## Problem details
Set out every line bearing the string "medis".

--- Begin Material provided ---

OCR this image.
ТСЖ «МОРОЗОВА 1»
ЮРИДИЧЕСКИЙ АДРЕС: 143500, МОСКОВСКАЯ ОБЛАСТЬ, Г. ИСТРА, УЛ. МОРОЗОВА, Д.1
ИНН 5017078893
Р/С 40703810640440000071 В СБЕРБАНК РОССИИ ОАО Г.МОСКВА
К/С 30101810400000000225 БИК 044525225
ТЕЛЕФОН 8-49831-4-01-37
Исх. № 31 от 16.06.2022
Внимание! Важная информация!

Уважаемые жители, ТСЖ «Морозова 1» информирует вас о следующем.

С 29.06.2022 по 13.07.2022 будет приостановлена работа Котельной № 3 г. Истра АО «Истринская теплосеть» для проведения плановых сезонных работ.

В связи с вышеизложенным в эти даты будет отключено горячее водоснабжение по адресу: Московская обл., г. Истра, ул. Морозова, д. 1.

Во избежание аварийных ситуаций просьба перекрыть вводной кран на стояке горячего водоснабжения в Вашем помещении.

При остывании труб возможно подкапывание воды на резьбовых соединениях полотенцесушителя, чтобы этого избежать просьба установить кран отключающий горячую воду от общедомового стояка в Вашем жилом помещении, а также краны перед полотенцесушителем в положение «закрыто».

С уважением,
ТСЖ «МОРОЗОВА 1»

--- End Material provided ---
--- Begin Material provided ---

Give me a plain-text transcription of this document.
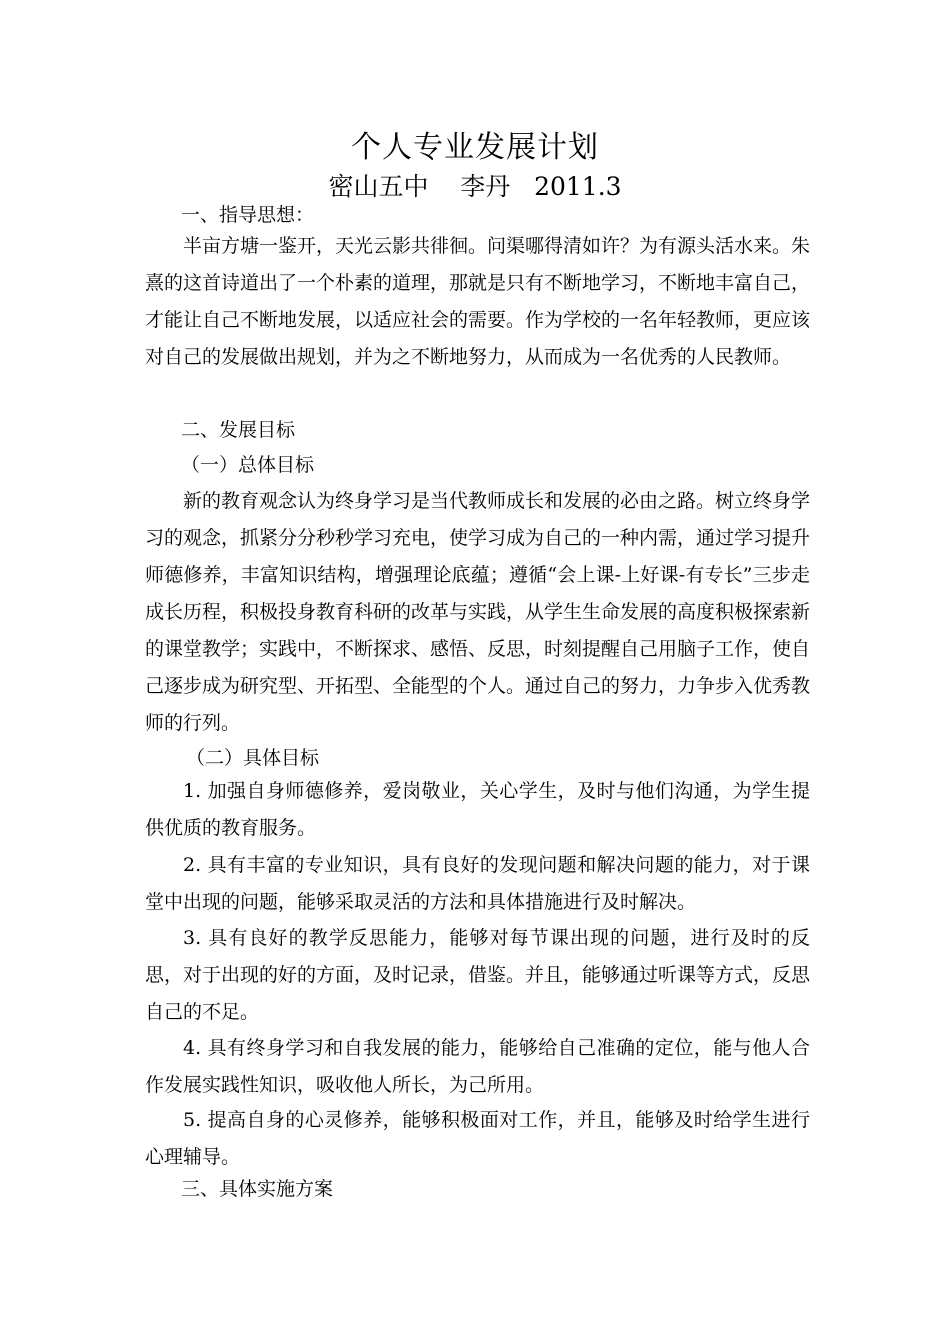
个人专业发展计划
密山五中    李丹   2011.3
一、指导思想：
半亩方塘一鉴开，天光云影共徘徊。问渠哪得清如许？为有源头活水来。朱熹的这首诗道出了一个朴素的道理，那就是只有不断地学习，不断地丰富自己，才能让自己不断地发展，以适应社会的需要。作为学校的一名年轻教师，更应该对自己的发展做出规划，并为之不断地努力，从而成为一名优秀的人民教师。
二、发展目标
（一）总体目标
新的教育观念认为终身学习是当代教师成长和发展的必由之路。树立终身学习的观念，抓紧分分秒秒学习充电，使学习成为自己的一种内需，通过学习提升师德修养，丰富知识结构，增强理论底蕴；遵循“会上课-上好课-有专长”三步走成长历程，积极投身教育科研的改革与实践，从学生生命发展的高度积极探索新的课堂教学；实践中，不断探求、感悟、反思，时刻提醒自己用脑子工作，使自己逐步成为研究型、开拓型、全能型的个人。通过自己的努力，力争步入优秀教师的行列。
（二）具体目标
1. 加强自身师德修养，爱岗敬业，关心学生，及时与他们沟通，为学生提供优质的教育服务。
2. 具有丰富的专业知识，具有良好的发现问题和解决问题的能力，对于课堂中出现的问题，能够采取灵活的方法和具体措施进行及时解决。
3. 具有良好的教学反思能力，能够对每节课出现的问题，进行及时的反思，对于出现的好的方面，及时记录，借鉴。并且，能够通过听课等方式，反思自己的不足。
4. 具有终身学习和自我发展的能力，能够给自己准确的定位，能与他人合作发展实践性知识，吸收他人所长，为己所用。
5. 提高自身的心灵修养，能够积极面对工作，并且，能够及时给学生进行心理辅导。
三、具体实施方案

--- End Material provided ---
--- Begin Material provided ---

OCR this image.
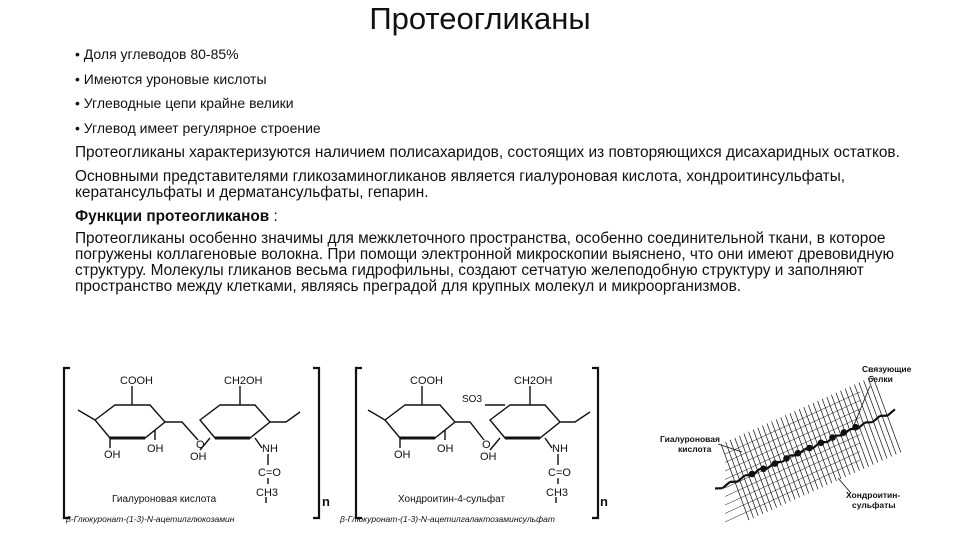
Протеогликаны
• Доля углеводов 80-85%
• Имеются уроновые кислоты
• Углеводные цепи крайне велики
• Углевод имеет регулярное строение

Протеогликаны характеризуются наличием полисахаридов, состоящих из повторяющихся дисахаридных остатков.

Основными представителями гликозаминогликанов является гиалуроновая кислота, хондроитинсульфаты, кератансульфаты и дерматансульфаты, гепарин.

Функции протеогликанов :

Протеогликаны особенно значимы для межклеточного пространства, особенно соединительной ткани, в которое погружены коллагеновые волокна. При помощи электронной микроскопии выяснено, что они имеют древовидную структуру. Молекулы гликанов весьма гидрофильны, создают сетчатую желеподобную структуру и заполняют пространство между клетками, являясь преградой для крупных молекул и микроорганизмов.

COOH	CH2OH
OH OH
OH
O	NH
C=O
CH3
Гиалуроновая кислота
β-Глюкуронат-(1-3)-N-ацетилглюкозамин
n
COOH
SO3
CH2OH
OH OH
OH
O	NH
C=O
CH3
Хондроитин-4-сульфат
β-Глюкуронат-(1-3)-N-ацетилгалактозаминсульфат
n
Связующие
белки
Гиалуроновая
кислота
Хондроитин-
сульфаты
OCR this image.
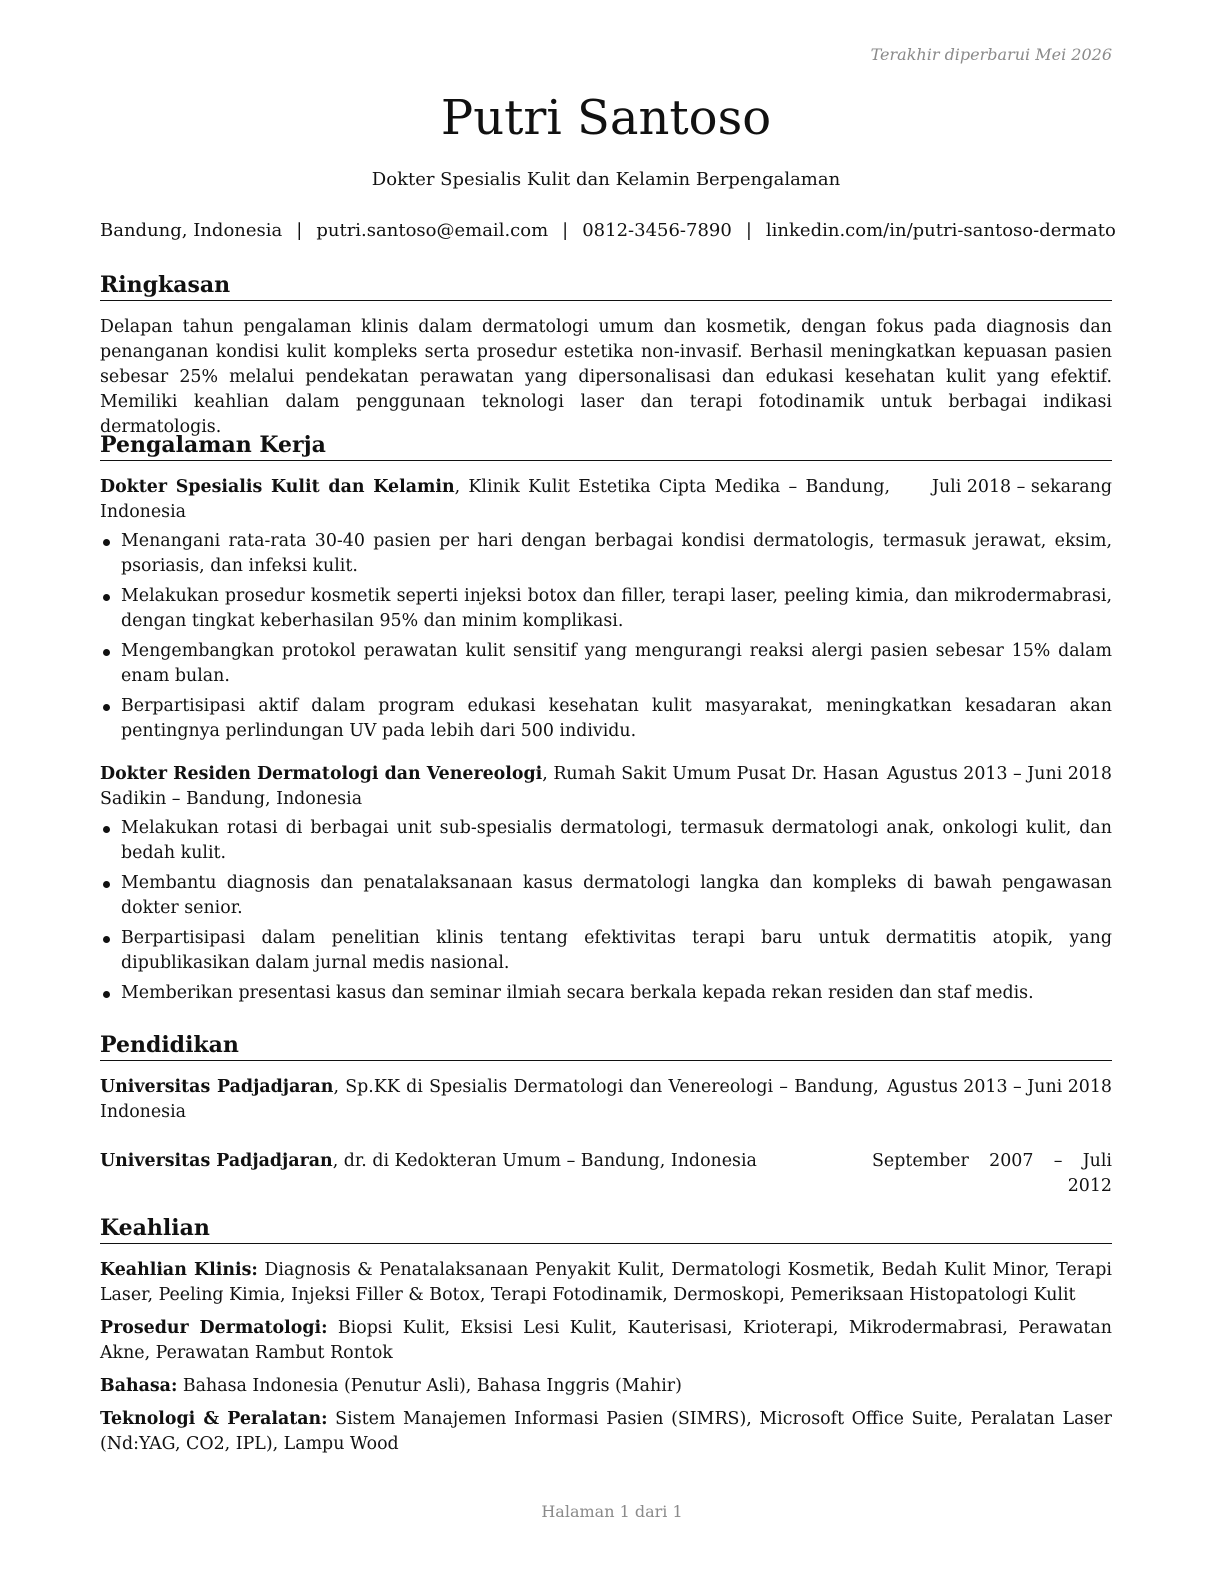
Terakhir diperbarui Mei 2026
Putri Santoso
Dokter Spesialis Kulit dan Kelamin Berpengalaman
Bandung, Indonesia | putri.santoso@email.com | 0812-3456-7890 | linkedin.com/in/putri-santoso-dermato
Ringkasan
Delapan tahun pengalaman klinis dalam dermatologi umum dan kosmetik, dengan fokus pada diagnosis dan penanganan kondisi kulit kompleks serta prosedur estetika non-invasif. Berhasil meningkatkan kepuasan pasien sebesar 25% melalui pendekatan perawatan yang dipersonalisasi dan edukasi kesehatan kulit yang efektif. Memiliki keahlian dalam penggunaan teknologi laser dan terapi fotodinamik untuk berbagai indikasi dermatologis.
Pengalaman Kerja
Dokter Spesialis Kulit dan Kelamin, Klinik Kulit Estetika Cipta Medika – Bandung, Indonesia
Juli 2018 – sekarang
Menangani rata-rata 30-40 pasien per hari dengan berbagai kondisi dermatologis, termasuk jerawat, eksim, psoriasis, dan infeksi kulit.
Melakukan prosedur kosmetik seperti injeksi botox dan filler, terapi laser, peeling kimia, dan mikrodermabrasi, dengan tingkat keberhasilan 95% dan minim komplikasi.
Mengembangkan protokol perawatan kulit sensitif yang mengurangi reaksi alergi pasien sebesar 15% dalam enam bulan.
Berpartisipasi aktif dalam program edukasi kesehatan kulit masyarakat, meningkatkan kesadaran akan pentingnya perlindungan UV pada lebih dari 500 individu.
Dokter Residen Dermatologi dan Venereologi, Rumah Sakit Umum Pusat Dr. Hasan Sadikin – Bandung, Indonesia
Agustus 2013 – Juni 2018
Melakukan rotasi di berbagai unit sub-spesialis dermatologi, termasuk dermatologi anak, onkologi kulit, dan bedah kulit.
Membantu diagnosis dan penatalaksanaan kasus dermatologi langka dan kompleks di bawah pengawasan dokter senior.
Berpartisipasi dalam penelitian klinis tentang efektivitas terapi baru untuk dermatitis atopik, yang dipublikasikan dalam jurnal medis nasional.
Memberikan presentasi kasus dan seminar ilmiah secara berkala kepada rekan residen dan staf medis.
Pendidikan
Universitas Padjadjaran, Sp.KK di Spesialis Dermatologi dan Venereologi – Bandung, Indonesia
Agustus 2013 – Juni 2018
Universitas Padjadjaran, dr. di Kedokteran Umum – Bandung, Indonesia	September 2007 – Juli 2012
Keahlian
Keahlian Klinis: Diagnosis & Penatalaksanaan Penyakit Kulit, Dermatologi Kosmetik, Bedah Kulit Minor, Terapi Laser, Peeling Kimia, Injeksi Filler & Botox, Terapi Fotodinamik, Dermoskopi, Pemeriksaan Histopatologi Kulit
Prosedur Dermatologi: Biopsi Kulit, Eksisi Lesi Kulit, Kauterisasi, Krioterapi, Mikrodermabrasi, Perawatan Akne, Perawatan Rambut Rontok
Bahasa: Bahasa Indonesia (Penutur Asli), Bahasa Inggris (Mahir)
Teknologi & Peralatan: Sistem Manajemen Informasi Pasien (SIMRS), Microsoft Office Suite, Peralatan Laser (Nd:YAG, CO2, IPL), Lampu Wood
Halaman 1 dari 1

--- End Material provided ---

## Answer
Berpartisipasi dalam penelitian klinis tentang efektivitas terapi baru untuk dermatitis atopik, yang dipublikasikan dalam jurnal medis nasional.
Memberikan presentasi kasus dan seminar ilmiah secara berkala kepada rekan residen dan staf medis.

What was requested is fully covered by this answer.